- Request
Identify all lines in the listing that include the word "heading", and copy them out.

╭─ Rows

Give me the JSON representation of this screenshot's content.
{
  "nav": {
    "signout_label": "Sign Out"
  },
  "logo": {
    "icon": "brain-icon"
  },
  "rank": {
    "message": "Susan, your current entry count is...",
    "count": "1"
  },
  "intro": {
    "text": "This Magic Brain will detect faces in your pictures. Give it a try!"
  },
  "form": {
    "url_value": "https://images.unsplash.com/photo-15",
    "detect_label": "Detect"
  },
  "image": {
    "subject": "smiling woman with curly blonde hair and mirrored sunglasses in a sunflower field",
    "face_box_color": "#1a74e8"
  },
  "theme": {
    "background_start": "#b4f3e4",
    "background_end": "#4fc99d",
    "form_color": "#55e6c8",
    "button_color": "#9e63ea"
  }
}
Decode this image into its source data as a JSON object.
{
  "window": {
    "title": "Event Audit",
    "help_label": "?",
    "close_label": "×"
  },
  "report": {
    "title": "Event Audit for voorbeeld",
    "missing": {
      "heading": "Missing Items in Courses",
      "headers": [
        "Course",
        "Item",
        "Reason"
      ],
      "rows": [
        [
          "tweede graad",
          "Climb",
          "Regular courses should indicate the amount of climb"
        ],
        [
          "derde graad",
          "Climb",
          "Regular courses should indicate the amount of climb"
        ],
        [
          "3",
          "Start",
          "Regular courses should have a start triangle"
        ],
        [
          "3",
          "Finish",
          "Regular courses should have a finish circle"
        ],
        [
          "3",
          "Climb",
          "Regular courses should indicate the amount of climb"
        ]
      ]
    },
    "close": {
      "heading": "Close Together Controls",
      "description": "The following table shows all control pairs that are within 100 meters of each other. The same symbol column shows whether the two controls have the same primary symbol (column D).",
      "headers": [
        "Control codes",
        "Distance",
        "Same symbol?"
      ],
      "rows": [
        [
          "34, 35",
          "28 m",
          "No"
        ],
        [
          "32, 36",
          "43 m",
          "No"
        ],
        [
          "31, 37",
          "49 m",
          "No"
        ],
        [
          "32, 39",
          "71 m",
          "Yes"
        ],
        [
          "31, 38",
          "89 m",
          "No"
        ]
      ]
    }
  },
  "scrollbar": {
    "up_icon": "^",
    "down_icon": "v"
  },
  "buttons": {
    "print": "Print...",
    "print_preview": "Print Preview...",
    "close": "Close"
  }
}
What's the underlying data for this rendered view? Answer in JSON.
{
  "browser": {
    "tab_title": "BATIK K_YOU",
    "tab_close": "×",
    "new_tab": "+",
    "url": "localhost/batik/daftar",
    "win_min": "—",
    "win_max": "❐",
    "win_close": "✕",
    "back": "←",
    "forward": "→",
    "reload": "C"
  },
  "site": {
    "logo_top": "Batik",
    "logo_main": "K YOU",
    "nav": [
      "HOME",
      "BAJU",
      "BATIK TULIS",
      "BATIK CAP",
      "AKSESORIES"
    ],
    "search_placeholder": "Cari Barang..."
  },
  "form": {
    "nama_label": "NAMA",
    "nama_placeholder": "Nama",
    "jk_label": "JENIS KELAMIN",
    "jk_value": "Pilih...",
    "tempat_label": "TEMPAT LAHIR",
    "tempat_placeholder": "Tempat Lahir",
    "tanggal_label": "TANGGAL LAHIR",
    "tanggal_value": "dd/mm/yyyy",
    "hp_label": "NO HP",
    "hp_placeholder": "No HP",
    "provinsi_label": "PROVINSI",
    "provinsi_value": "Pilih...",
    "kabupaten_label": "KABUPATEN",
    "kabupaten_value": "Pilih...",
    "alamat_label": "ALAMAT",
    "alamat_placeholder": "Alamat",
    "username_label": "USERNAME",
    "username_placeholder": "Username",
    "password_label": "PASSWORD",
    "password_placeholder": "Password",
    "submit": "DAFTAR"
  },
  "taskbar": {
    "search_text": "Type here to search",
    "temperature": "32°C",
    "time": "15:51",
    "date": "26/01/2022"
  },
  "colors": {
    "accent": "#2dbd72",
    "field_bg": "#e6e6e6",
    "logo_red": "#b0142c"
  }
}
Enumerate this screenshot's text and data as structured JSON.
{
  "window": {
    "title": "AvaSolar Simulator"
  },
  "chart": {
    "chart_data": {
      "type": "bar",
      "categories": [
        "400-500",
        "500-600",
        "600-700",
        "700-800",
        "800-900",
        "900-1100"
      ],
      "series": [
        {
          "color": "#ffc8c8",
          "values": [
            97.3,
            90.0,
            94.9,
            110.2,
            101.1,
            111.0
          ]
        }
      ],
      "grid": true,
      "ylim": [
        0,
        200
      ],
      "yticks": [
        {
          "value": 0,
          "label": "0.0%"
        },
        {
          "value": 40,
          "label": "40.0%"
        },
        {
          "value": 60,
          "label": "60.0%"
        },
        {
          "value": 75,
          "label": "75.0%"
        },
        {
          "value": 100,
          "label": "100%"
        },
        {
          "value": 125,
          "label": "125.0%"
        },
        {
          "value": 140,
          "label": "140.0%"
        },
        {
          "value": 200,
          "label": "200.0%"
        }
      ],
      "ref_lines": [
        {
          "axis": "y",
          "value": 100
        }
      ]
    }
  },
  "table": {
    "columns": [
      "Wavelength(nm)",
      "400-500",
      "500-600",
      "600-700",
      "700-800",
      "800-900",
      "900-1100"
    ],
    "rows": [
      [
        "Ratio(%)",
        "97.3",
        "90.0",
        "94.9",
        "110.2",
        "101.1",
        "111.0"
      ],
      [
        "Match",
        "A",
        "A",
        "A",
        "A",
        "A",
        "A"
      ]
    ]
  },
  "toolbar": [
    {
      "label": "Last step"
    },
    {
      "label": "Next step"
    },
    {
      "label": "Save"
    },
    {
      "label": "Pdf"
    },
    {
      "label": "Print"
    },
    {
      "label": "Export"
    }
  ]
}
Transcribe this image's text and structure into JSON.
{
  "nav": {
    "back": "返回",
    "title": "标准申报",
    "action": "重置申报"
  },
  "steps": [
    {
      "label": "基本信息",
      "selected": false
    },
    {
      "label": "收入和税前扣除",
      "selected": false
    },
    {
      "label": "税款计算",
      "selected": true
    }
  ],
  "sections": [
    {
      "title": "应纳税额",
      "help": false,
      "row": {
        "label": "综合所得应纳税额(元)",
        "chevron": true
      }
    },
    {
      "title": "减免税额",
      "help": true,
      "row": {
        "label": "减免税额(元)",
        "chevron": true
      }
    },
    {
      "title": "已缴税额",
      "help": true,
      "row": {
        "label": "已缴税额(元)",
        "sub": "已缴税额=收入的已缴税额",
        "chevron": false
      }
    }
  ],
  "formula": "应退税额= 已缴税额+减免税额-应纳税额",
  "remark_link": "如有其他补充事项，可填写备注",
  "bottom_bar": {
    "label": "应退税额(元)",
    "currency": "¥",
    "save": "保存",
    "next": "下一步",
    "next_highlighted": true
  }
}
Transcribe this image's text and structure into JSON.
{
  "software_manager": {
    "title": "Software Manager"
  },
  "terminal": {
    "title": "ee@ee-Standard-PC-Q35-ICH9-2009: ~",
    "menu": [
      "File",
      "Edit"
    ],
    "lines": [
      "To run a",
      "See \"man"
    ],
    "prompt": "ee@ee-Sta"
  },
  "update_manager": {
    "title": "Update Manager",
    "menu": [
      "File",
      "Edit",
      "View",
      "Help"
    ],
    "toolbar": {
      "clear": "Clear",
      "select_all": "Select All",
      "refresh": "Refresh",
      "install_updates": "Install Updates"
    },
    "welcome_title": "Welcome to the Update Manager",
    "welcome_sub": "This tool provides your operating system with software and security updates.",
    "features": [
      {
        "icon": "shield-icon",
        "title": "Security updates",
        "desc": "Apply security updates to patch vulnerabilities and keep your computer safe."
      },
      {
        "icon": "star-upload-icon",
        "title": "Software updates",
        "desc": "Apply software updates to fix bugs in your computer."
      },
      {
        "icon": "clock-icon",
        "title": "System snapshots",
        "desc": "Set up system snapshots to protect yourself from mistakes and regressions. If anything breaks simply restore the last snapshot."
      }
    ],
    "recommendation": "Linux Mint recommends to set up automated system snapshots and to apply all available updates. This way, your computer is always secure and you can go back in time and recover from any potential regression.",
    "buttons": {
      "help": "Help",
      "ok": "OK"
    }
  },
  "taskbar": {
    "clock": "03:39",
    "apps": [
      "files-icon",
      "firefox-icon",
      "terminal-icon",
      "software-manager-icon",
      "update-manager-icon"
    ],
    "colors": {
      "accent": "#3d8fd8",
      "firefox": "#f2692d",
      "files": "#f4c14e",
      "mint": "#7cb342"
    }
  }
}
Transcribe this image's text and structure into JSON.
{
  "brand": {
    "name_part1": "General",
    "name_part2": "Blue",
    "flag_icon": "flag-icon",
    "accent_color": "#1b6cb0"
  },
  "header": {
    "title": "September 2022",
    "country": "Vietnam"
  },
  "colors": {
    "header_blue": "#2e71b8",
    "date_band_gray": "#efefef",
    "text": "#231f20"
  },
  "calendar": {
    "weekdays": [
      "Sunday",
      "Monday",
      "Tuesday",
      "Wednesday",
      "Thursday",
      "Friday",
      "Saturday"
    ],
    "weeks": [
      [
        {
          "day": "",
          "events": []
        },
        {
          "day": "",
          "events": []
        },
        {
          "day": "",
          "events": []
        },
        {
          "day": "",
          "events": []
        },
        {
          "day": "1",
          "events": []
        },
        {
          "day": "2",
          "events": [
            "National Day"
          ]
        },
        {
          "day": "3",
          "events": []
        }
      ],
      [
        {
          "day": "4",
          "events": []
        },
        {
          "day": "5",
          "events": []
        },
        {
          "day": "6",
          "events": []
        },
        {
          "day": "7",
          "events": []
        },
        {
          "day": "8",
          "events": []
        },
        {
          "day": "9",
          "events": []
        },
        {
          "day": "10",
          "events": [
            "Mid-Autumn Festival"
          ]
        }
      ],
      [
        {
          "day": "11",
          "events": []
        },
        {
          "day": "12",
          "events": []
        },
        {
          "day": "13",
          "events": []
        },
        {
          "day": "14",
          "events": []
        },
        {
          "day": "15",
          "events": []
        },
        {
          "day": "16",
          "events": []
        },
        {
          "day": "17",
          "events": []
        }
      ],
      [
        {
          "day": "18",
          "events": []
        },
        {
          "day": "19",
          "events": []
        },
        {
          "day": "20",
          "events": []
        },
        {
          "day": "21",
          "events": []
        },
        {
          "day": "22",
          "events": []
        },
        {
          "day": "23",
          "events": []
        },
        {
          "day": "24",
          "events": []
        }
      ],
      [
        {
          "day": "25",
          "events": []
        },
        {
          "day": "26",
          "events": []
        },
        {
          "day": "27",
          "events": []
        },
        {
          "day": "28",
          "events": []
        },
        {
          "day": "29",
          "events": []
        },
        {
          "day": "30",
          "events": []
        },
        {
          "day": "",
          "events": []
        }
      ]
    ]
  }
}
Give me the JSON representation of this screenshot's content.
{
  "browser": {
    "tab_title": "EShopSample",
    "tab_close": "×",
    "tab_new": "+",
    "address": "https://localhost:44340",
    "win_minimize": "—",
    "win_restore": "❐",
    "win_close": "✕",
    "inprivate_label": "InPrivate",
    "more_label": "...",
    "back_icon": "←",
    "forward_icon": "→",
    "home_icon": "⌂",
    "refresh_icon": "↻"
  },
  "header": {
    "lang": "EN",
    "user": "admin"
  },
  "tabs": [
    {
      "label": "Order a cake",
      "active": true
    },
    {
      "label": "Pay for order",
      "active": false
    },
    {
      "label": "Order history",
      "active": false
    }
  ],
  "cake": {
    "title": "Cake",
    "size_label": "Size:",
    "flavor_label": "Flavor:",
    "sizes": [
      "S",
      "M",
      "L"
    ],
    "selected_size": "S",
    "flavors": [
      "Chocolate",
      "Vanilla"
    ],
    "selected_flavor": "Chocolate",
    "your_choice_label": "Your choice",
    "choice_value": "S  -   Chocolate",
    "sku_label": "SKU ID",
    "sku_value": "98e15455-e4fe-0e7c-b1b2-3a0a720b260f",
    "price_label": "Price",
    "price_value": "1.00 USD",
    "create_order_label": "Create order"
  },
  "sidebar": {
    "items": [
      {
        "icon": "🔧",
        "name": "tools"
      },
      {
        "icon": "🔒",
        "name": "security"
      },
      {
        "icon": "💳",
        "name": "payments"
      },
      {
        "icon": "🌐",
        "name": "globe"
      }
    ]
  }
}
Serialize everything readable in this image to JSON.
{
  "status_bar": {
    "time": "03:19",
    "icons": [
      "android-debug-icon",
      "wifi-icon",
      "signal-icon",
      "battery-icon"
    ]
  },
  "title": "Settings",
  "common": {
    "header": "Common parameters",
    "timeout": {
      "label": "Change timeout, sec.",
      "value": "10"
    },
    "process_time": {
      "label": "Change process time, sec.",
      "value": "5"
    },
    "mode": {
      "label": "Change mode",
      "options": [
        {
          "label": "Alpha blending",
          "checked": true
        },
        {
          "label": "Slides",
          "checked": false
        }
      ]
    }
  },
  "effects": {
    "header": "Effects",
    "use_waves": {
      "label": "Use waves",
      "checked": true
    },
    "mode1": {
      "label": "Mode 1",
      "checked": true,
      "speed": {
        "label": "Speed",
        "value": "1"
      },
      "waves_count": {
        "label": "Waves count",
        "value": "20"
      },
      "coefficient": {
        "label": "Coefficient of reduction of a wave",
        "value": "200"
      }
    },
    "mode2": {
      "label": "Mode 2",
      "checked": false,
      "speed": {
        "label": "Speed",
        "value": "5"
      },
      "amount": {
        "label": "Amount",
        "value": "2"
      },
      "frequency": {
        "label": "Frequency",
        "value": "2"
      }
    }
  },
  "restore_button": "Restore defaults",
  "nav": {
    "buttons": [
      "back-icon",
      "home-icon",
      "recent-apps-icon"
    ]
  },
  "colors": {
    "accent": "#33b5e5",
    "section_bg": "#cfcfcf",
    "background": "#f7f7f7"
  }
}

╰─

- Response for this exercise
      "heading": "Missing Items in Courses",
      "heading": "Close Together Controls",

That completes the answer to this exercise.